» **Raw records**:

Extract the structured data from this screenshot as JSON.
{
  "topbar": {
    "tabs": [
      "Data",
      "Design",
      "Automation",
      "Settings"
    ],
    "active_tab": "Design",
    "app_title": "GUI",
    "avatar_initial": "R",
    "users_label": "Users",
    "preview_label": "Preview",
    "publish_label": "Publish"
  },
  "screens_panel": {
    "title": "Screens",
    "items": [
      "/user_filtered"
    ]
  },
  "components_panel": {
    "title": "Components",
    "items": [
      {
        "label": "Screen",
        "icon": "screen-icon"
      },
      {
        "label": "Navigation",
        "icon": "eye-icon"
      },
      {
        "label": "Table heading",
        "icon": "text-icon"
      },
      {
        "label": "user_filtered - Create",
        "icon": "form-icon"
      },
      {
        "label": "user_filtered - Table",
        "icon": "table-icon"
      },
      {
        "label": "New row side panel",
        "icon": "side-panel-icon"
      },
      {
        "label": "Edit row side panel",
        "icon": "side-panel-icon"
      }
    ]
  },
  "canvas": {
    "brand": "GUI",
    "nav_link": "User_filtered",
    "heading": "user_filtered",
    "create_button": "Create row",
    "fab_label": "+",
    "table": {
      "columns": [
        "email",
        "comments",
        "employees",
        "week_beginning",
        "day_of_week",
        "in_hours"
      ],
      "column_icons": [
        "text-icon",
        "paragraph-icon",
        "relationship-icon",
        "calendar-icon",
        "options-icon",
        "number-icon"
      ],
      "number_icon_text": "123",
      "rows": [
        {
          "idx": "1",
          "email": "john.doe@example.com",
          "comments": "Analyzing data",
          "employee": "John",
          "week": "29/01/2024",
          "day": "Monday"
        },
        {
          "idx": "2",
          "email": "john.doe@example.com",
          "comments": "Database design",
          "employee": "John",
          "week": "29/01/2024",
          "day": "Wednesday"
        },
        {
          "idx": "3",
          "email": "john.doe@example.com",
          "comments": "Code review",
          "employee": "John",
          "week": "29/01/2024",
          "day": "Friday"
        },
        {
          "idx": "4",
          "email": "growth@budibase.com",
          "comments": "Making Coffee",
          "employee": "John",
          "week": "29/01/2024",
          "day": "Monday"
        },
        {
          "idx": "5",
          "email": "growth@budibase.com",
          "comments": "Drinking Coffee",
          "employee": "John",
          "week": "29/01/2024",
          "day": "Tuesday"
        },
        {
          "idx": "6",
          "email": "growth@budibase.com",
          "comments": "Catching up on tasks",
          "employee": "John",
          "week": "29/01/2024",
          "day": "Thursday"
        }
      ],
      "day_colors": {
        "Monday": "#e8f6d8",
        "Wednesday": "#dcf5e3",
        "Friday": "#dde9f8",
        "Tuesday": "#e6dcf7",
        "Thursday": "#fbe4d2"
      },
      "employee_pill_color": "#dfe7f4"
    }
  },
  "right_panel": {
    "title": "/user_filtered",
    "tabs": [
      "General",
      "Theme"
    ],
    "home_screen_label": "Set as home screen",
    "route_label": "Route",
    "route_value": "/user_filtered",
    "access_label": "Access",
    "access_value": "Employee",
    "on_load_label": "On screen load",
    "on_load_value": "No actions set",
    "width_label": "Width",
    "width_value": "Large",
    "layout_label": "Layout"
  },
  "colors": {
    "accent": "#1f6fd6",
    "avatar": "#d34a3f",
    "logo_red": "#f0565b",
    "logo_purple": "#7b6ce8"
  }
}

==

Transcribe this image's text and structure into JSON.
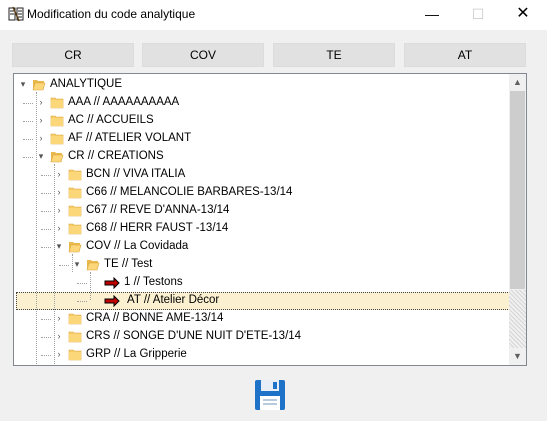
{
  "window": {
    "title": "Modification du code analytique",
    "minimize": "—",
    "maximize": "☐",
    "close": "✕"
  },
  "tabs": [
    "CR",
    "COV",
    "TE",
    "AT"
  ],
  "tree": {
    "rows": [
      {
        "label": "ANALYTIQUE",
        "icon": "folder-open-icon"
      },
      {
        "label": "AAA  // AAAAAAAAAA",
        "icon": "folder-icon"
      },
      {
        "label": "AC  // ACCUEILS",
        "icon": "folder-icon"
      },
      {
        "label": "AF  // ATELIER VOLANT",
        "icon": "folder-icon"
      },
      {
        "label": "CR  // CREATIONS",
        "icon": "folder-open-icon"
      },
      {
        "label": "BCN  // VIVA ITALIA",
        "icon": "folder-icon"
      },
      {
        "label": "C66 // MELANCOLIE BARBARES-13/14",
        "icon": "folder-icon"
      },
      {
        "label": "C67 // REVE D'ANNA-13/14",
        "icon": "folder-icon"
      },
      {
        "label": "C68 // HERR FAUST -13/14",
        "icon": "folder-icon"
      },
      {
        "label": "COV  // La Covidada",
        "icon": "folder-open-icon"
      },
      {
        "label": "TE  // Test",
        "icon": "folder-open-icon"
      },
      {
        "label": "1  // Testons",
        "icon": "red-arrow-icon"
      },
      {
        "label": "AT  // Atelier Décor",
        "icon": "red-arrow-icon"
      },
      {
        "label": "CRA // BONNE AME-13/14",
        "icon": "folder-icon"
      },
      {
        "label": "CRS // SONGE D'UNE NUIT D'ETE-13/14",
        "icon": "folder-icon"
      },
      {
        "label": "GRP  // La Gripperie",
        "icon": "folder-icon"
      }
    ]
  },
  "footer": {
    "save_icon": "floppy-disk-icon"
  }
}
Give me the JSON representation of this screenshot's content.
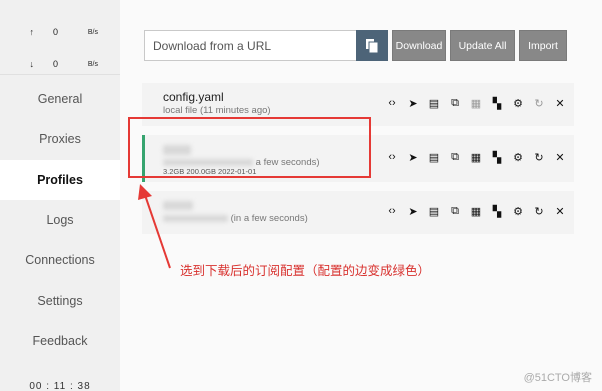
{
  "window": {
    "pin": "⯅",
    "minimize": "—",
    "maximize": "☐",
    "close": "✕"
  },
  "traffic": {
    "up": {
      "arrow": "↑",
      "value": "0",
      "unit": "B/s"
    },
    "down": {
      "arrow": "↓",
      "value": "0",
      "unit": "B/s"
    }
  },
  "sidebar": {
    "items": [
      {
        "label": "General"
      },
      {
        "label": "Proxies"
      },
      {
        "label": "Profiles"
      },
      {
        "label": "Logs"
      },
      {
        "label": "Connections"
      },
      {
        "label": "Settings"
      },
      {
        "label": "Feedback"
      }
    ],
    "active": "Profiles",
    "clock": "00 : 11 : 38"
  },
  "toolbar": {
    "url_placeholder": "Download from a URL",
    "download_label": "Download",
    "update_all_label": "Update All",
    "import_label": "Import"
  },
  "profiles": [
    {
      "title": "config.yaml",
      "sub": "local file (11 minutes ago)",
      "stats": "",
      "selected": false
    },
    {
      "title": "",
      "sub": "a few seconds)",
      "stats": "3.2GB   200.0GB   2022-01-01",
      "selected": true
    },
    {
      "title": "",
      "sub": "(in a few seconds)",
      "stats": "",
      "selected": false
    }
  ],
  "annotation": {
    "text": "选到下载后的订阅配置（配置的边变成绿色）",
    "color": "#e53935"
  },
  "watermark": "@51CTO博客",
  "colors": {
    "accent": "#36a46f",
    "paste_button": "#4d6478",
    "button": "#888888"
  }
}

---

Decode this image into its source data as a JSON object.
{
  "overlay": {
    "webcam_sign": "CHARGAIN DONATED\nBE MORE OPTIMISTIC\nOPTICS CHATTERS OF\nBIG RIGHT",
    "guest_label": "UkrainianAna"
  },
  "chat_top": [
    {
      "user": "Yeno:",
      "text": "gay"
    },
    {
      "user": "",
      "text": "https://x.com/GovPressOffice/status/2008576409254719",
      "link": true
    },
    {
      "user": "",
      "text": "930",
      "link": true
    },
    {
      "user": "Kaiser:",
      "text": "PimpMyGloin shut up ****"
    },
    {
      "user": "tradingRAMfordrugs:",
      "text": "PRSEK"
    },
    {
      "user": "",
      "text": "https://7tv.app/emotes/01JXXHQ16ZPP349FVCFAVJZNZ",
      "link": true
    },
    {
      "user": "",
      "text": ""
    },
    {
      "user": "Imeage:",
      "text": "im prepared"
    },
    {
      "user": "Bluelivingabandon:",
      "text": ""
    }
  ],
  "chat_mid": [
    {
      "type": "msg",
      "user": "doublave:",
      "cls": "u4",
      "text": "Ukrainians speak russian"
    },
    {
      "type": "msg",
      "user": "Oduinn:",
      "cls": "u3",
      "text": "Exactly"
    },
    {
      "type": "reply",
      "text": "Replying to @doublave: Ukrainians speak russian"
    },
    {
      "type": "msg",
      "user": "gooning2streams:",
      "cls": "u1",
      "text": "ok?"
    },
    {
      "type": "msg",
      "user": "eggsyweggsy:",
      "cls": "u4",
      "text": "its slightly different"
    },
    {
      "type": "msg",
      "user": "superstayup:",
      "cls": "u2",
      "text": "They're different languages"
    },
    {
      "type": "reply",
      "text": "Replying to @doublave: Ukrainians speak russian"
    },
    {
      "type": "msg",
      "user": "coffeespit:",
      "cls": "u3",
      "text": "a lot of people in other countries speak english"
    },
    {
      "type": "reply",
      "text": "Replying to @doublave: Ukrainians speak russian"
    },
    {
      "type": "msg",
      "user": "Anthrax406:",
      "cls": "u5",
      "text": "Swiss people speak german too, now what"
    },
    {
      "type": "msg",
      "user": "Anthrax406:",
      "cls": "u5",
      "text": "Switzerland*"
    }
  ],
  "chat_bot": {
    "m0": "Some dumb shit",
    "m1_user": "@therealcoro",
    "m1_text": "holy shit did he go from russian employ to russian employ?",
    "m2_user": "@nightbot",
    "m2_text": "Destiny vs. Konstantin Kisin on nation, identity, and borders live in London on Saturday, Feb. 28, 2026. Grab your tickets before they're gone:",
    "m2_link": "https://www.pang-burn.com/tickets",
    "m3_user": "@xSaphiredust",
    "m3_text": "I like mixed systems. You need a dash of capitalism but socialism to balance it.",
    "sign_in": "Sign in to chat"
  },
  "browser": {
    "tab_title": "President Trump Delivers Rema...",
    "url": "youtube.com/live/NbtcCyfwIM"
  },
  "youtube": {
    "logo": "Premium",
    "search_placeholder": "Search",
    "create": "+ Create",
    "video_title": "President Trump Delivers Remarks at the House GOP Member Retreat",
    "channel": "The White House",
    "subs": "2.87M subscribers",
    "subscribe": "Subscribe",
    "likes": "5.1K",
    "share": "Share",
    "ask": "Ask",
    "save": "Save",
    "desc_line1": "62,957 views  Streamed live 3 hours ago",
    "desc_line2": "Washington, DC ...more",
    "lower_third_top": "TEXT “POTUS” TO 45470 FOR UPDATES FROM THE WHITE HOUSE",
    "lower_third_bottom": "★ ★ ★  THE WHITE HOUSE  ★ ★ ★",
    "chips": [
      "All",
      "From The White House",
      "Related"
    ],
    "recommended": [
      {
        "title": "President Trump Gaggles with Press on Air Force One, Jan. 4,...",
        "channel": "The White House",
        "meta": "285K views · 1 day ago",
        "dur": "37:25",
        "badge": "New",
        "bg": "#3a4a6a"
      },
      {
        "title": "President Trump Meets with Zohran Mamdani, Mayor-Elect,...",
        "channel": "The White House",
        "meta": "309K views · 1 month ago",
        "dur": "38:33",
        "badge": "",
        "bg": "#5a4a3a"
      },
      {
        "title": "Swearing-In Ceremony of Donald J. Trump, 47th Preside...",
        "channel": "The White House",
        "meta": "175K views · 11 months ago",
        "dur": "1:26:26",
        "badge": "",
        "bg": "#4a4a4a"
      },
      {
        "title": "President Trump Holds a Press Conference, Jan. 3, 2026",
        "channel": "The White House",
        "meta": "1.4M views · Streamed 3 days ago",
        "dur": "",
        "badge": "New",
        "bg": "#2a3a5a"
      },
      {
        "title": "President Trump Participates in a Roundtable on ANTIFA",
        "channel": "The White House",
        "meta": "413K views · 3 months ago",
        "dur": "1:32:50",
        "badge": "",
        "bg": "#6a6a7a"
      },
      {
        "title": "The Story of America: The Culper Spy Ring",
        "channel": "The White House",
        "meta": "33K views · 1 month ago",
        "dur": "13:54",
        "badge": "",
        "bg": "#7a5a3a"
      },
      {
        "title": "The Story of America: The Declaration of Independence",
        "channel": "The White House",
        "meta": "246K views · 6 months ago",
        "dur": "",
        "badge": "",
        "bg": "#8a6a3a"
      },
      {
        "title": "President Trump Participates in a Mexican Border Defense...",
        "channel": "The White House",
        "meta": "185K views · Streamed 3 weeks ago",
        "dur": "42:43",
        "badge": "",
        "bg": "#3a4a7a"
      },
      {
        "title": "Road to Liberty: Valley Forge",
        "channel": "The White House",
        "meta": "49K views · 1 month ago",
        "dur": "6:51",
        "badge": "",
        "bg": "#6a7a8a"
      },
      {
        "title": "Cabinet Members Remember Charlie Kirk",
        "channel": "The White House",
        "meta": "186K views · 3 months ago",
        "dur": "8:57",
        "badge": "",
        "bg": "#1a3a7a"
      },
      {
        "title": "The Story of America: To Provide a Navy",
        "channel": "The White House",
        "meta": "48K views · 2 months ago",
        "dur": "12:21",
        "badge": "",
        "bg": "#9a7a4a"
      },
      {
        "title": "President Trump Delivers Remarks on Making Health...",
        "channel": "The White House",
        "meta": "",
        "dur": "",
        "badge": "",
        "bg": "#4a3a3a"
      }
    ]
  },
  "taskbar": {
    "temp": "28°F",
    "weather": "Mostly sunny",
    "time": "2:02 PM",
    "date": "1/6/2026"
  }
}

» **Exercise instructions**: Using the entries above, return each line that includes the word "meta".

» **Output of the exercise**:
        "meta": "285K views · 1 day ago",
        "meta": "309K views · 1 month ago",
        "meta": "175K views · 11 months ago",
        "meta": "1.4M views · Streamed 3 days ago",
        "meta": "413K views · 3 months ago",
        "meta": "33K views · 1 month ago",
        "meta": "246K views · 6 months ago",
        "meta": "185K views · Streamed 3 weeks ago",
        "meta": "49K views · 1 month ago",
        "meta": "186K views · 3 months ago",
        "meta": "48K views · 2 months ago",
        "meta": "",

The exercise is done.